The input =>
┄┄┄┄┄┄┄┄┄┄┄┄┄┄┄┄┄┄┄┄

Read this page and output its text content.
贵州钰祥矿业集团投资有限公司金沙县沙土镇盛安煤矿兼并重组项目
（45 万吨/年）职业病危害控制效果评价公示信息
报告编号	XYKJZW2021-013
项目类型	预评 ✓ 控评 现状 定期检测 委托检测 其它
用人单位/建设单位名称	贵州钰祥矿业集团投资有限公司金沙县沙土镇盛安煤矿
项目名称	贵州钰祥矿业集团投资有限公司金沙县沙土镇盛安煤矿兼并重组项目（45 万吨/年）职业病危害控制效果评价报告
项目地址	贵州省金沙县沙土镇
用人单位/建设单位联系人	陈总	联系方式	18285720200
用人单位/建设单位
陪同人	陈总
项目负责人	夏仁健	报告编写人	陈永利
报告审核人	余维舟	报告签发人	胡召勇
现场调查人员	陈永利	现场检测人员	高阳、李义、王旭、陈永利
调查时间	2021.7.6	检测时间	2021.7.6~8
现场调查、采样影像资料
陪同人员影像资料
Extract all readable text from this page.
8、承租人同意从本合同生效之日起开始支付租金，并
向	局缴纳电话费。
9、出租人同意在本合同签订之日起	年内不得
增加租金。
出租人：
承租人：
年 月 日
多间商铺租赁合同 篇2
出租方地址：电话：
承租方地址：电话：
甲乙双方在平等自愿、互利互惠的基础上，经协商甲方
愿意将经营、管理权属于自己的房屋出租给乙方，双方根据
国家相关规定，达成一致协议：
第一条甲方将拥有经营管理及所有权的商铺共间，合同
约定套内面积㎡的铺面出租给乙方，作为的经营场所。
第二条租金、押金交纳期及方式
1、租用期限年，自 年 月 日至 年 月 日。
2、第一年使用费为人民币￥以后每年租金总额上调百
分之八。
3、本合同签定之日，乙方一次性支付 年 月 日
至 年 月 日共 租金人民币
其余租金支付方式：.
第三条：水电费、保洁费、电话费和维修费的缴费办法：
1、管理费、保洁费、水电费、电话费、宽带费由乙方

┄┄┄┄┄┄┄┄┄┄┄┄┄┄┄┄┄┄┄┄

Exercise task => Retype the entries one by one, exactly.

Task answer =>
Read this page and output its text content.
贵州钰祥矿业集团投资有限公司金沙县沙土镇盛安煤矿兼并重组项目
（45 万吨/年）职业病危害控制效果评价公示信息
报告编号	XYKJZW2021-013
项目类型	预评 ✓ 控评 现状 定期检测 委托检测 其它
用人单位/建设单位名称	贵州钰祥矿业集团投资有限公司金沙县沙土镇盛安煤矿
项目名称	贵州钰祥矿业集团投资有限公司金沙县沙土镇盛安煤矿兼并重组项目（45 万吨/年）职业病危害控制效果评价报告
项目地址	贵州省金沙县沙土镇
用人单位/建设单位联系人	陈总	联系方式	18285720200
用人单位/建设单位
陪同人	陈总
项目负责人	夏仁健	报告编写人	陈永利
报告审核人	余维舟	报告签发人	胡召勇
现场调查人员	陈永利	现场检测人员	高阳、李义、王旭、陈永利
调查时间	2021.7.6	检测时间	2021.7.6~8
现场调查、采样影像资料
陪同人员影像资料
Extract all readable text from this page.
8、承租人同意从本合同生效之日起开始支付租金，并
向	局缴纳电话费。
9、出租人同意在本合同签订之日起	年内不得
增加租金。
出租人：
承租人：
年 月 日
多间商铺租赁合同 篇2
出租方地址：电话：
承租方地址：电话：
甲乙双方在平等自愿、互利互惠的基础上，经协商甲方
愿意将经营、管理权属于自己的房屋出租给乙方，双方根据
国家相关规定，达成一致协议：
第一条甲方将拥有经营管理及所有权的商铺共间，合同
约定套内面积㎡的铺面出租给乙方，作为的经营场所。
第二条租金、押金交纳期及方式
1、租用期限年，自 年 月 日至 年 月 日。
2、第一年使用费为人民币￥以后每年租金总额上调百
分之八。
3、本合同签定之日，乙方一次性支付 年 月 日
至 年 月 日共 租金人民币
其余租金支付方式：.
第三条：水电费、保洁费、电话费和维修费的缴费办法：
1、管理费、保洁费、水电费、电话费、宽带费由乙方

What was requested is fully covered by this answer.